Work to complete
Identify and reproduce every line holding the string "հողեր".

[Data excerpts]
———
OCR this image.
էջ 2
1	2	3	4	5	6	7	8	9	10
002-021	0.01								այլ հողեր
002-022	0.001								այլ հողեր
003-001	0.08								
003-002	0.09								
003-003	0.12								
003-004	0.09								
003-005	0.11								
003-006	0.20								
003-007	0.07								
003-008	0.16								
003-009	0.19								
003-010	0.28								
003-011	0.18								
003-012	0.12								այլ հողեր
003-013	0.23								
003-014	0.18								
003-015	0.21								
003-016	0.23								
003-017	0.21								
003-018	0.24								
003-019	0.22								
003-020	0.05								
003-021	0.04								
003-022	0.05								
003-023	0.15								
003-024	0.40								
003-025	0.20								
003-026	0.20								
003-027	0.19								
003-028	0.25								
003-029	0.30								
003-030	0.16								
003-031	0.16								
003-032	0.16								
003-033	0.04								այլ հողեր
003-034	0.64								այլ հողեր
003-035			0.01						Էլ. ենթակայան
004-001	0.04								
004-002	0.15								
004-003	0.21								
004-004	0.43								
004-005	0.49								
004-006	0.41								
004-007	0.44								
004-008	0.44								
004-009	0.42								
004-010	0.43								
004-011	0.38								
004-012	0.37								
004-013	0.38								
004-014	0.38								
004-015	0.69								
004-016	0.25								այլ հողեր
———
Result for this task
002-021	0.01								այլ հողեր
002-022	0.001								այլ հողեր
003-012	0.12								այլ հողեր
003-033	0.04								այլ հողեր
003-034	0.64								այլ հողեր
004-016	0.25								այլ հողեր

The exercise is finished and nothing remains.